◆ Written exercise ◆
Every line below is to be copied exactly, with the pictures left out.

--------------------------------

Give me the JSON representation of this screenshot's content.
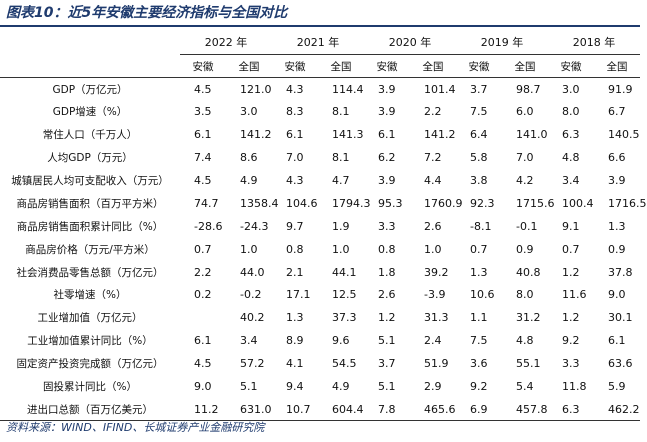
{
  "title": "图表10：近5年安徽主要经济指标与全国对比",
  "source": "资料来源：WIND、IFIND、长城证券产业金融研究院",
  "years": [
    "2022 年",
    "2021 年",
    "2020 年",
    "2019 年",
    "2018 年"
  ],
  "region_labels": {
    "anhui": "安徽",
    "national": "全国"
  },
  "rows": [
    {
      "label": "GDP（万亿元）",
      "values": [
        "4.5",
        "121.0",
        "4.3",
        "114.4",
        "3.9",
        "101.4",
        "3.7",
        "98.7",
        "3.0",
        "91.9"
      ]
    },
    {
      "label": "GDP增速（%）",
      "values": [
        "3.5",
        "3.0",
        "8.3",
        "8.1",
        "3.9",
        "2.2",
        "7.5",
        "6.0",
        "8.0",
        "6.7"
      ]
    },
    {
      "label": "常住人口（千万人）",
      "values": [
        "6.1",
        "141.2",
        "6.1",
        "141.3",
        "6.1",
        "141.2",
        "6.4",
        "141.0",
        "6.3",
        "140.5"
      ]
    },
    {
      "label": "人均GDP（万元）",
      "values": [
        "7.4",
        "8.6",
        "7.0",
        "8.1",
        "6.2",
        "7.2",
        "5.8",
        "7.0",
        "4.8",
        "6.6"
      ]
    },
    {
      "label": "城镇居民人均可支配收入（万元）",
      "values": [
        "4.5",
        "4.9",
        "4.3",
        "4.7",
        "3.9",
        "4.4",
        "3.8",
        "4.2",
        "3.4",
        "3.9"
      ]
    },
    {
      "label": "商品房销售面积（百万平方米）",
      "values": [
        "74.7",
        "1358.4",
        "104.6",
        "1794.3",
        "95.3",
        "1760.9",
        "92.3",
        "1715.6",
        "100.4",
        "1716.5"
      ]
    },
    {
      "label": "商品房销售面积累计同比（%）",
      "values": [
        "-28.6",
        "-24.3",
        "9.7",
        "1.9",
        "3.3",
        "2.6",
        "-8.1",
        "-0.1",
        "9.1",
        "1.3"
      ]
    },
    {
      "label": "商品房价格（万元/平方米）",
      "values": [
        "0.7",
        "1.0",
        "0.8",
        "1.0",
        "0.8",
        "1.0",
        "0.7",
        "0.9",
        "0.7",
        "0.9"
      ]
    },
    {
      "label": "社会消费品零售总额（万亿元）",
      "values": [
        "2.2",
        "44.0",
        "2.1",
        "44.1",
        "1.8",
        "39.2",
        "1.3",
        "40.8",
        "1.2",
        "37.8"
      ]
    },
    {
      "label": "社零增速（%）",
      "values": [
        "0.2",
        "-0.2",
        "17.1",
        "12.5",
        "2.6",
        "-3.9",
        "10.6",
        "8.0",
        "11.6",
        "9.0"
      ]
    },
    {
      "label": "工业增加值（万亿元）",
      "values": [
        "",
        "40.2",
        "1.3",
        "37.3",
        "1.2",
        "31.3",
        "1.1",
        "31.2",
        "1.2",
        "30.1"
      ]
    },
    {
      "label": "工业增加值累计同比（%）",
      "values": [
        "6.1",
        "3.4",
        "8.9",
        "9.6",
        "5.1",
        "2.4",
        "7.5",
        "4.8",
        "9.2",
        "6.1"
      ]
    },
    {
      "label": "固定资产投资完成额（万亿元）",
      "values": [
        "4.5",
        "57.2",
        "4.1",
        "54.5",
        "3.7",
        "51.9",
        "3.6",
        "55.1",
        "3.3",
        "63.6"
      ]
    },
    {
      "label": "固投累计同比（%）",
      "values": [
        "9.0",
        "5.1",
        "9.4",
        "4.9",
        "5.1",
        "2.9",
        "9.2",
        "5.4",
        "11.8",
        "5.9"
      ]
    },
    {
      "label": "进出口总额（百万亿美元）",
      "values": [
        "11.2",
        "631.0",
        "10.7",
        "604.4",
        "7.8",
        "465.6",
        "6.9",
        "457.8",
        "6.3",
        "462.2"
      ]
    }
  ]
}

--------------------------------

◆ Exercise solution ◆
Give me the JSON representation of this screenshot's content.
{
  "title": "图表10：近5年安徽主要经济指标与全国对比",
  "source": "资料来源：WIND、IFIND、长城证券产业金融研究院",
  "years": [
    "2022 年",
    "2021 年",
    "2020 年",
    "2019 年",
    "2018 年"
  ],
  "region_labels": {
    "anhui": "安徽",
    "national": "全国"
  },
  "rows": [
    {
      "label": "GDP（万亿元）",
      "values": [
        "4.5",
        "121.0",
        "4.3",
        "114.4",
        "3.9",
        "101.4",
        "3.7",
        "98.7",
        "3.0",
        "91.9"
      ]
    },
    {
      "label": "GDP增速（%）",
      "values": [
        "3.5",
        "3.0",
        "8.3",
        "8.1",
        "3.9",
        "2.2",
        "7.5",
        "6.0",
        "8.0",
        "6.7"
      ]
    },
    {
      "label": "常住人口（千万人）",
      "values": [
        "6.1",
        "141.2",
        "6.1",
        "141.3",
        "6.1",
        "141.2",
        "6.4",
        "141.0",
        "6.3",
        "140.5"
      ]
    },
    {
      "label": "人均GDP（万元）",
      "values": [
        "7.4",
        "8.6",
        "7.0",
        "8.1",
        "6.2",
        "7.2",
        "5.8",
        "7.0",
        "4.8",
        "6.6"
      ]
    },
    {
      "label": "城镇居民人均可支配收入（万元）",
      "values": [
        "4.5",
        "4.9",
        "4.3",
        "4.7",
        "3.9",
        "4.4",
        "3.8",
        "4.2",
        "3.4",
        "3.9"
      ]
    },
    {
      "label": "商品房销售面积（百万平方米）",
      "values": [
        "74.7",
        "1358.4",
        "104.6",
        "1794.3",
        "95.3",
        "1760.9",
        "92.3",
        "1715.6",
        "100.4",
        "1716.5"
      ]
    },
    {
      "label": "商品房销售面积累计同比（%）",
      "values": [
        "-28.6",
        "-24.3",
        "9.7",
        "1.9",
        "3.3",
        "2.6",
        "-8.1",
        "-0.1",
        "9.1",
        "1.3"
      ]
    },
    {
      "label": "商品房价格（万元/平方米）",
      "values": [
        "0.7",
        "1.0",
        "0.8",
        "1.0",
        "0.8",
        "1.0",
        "0.7",
        "0.9",
        "0.7",
        "0.9"
      ]
    },
    {
      "label": "社会消费品零售总额（万亿元）",
      "values": [
        "2.2",
        "44.0",
        "2.1",
        "44.1",
        "1.8",
        "39.2",
        "1.3",
        "40.8",
        "1.2",
        "37.8"
      ]
    },
    {
      "label": "社零增速（%）",
      "values": [
        "0.2",
        "-0.2",
        "17.1",
        "12.5",
        "2.6",
        "-3.9",
        "10.6",
        "8.0",
        "11.6",
        "9.0"
      ]
    },
    {
      "label": "工业增加值（万亿元）",
      "values": [
        "",
        "40.2",
        "1.3",
        "37.3",
        "1.2",
        "31.3",
        "1.1",
        "31.2",
        "1.2",
        "30.1"
      ]
    },
    {
      "label": "工业增加值累计同比（%）",
      "values": [
        "6.1",
        "3.4",
        "8.9",
        "9.6",
        "5.1",
        "2.4",
        "7.5",
        "4.8",
        "9.2",
        "6.1"
      ]
    },
    {
      "label": "固定资产投资完成额（万亿元）",
      "values": [
        "4.5",
        "57.2",
        "4.1",
        "54.5",
        "3.7",
        "51.9",
        "3.6",
        "55.1",
        "3.3",
        "63.6"
      ]
    },
    {
      "label": "固投累计同比（%）",
      "values": [
        "9.0",
        "5.1",
        "9.4",
        "4.9",
        "5.1",
        "2.9",
        "9.2",
        "5.4",
        "11.8",
        "5.9"
      ]
    },
    {
      "label": "进出口总额（百万亿美元）",
      "values": [
        "11.2",
        "631.0",
        "10.7",
        "604.4",
        "7.8",
        "465.6",
        "6.9",
        "457.8",
        "6.3",
        "462.2"
      ]
    }
  ]
}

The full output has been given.